• Requirement
What number of lines in the material contain the word "JSON"? Give that number alone.

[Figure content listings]

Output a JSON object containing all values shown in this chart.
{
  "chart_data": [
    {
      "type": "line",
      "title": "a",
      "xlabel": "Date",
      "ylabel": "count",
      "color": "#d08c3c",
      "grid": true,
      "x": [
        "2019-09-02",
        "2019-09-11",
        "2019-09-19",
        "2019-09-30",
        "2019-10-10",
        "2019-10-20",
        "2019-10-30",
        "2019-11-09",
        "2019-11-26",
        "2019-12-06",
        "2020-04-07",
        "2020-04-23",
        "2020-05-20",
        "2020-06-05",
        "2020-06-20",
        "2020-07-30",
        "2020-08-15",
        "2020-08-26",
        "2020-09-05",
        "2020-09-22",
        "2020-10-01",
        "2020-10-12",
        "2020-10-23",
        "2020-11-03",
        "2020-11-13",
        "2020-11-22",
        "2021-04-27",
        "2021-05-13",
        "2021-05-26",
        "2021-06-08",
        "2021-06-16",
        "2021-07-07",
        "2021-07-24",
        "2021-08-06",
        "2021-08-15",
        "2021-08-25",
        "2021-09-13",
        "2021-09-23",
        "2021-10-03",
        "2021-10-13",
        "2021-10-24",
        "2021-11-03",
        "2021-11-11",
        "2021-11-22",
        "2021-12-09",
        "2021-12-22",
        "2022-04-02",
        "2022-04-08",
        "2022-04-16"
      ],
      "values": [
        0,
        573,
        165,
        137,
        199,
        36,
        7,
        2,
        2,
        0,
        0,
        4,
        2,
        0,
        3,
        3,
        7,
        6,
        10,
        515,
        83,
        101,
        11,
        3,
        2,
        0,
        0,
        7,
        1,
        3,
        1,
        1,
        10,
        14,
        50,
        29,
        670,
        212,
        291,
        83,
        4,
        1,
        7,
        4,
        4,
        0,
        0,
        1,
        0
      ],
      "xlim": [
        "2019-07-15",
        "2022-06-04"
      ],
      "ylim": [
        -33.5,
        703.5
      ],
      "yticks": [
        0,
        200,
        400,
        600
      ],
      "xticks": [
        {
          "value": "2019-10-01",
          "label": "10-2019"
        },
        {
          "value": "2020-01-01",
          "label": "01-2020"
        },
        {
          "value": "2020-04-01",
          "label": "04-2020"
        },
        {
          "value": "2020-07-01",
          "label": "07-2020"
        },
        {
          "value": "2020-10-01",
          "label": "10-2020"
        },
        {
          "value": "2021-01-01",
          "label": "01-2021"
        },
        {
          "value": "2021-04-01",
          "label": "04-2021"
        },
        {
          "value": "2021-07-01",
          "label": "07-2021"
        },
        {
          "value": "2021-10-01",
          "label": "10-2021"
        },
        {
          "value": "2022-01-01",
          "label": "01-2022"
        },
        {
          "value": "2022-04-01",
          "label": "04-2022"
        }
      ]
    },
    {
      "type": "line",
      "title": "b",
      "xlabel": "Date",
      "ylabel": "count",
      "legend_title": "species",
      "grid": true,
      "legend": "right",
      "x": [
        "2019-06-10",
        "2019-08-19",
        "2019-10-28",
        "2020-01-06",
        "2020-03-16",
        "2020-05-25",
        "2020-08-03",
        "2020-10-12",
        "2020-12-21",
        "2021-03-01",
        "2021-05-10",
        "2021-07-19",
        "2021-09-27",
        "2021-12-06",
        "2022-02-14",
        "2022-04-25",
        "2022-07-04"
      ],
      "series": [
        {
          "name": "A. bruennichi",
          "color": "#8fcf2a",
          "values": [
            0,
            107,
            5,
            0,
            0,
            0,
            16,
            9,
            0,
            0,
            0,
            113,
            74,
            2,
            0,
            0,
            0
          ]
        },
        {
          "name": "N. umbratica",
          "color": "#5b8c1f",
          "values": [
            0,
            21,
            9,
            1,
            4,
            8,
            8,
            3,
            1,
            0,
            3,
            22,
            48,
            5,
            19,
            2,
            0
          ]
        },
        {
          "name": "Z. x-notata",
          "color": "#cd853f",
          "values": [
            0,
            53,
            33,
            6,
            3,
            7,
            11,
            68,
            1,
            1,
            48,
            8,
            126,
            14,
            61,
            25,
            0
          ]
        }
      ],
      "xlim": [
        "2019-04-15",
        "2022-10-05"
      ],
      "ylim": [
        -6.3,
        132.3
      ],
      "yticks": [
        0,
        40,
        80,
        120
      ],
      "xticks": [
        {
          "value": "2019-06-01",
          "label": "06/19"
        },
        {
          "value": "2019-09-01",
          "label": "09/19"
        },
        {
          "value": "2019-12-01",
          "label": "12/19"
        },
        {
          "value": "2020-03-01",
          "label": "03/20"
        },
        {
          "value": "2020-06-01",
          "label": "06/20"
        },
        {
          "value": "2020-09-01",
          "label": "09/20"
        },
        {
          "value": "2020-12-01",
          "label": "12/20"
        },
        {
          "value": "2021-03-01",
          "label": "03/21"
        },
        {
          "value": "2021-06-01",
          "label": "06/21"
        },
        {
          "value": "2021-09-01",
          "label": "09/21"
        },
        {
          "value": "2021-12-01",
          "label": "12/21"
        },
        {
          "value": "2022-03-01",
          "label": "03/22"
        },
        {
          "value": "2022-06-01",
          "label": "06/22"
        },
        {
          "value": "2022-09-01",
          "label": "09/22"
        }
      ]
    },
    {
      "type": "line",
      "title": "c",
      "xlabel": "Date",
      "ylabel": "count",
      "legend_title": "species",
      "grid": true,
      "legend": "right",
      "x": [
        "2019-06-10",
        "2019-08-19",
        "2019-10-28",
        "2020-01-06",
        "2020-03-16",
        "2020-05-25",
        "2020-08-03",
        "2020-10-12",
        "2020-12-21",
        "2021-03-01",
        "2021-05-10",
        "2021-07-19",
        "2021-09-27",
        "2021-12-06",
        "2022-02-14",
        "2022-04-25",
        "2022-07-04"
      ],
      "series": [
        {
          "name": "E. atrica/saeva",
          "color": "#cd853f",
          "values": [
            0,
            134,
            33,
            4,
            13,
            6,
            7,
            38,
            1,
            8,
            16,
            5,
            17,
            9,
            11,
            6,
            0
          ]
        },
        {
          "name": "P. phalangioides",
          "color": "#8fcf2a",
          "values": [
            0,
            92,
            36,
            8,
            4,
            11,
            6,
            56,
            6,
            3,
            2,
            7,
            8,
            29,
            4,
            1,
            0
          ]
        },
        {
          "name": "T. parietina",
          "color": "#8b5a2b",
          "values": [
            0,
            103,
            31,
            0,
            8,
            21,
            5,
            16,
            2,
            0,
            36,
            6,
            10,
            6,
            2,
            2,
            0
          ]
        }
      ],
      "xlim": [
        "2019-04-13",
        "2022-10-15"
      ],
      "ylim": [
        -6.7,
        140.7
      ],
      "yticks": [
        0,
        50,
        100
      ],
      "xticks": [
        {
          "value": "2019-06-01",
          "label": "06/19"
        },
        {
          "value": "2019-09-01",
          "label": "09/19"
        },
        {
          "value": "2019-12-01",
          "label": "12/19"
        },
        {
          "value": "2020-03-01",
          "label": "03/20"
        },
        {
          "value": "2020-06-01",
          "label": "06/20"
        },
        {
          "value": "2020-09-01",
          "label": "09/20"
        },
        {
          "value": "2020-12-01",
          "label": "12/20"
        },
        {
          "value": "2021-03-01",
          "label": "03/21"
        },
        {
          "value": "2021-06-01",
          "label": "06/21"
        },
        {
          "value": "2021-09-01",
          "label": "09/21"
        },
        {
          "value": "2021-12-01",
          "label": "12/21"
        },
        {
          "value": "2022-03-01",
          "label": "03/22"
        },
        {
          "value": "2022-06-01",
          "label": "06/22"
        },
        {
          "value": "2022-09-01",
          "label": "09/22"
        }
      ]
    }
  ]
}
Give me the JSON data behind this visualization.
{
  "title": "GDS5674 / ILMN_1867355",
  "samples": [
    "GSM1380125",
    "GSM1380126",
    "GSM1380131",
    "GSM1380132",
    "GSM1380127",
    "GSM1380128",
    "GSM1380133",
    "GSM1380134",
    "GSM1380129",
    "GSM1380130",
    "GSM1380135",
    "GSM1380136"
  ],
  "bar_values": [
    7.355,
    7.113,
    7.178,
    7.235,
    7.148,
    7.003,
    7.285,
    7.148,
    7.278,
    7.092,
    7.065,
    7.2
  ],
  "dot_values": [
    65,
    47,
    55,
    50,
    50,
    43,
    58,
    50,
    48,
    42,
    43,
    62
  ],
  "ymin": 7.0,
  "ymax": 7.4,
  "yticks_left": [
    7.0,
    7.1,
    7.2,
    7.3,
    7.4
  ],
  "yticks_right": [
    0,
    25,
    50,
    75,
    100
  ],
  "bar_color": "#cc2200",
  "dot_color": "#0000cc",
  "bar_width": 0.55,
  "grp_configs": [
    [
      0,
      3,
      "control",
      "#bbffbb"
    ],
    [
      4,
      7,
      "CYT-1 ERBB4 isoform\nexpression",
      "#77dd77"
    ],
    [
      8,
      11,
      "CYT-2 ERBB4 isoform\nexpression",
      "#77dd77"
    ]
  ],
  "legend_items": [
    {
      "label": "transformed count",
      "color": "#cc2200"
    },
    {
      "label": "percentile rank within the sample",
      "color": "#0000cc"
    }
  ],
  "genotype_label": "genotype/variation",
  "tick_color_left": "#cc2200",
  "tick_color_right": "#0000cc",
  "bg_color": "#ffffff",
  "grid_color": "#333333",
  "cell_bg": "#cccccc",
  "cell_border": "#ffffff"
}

• The completed task
2